#### Record extracts ####
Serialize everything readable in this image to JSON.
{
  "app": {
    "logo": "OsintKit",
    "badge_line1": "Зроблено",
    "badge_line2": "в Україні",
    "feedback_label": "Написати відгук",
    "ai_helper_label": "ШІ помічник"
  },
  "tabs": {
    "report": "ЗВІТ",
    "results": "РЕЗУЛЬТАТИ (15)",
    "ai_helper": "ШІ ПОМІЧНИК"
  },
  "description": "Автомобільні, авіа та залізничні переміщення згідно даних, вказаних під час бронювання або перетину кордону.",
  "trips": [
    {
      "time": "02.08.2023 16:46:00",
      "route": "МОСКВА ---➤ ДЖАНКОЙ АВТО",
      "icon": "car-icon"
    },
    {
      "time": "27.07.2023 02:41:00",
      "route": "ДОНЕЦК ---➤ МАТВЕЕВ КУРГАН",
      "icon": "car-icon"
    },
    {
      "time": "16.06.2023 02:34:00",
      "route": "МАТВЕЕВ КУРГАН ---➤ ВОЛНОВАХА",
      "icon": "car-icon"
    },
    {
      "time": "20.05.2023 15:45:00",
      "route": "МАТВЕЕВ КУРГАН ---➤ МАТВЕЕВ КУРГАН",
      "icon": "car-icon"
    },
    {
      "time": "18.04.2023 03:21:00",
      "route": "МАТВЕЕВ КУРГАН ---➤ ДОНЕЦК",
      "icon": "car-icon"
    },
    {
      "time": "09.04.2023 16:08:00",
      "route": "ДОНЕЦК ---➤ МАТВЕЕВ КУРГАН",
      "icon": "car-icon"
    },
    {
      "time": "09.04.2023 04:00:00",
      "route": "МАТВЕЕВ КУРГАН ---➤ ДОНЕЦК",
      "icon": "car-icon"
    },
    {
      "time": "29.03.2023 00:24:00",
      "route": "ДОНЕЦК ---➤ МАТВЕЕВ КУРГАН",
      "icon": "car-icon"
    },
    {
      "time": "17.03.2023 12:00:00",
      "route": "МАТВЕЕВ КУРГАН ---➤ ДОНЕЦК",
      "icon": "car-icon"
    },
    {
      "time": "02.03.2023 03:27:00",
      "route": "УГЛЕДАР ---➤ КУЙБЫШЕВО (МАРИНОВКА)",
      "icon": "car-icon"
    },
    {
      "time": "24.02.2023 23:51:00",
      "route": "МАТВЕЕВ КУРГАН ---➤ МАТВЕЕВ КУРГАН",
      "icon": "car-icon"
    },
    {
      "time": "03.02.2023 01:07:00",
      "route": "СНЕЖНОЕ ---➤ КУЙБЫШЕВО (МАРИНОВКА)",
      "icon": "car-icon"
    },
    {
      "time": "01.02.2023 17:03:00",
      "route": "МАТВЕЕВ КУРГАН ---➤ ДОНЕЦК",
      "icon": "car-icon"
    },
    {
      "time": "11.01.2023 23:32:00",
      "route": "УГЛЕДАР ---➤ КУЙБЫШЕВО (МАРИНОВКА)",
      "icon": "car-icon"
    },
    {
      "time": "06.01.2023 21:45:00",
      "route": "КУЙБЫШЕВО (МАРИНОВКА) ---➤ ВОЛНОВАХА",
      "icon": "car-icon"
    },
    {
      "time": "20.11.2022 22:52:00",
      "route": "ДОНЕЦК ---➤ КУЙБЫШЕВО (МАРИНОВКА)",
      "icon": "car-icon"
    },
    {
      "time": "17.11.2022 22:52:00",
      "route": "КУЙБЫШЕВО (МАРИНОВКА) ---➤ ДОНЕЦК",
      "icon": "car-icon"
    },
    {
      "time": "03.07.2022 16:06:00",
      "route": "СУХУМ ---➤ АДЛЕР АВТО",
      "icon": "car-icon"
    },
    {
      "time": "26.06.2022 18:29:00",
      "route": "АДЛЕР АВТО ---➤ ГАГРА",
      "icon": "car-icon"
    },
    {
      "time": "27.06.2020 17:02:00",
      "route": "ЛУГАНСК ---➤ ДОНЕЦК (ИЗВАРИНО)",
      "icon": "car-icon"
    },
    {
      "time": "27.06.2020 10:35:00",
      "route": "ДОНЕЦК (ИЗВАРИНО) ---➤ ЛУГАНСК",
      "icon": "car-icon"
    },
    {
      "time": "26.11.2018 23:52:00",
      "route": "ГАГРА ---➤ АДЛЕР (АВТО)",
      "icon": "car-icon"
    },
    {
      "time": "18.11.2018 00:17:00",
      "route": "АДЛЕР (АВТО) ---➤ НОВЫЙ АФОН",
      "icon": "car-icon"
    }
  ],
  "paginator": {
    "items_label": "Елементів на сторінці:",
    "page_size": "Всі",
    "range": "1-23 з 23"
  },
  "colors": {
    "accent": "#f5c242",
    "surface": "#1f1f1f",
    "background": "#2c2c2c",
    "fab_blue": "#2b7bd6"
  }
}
####
Problem description: Search the records for the word "ИЗВАРИНО". Copy every line that has it.

Result below:
      "route": "ЛУГАНСК ---➤ ДОНЕЦК (ИЗВАРИНО)",
      "route": "ДОНЕЦК (ИЗВАРИНО) ---➤ ЛУГАНСК",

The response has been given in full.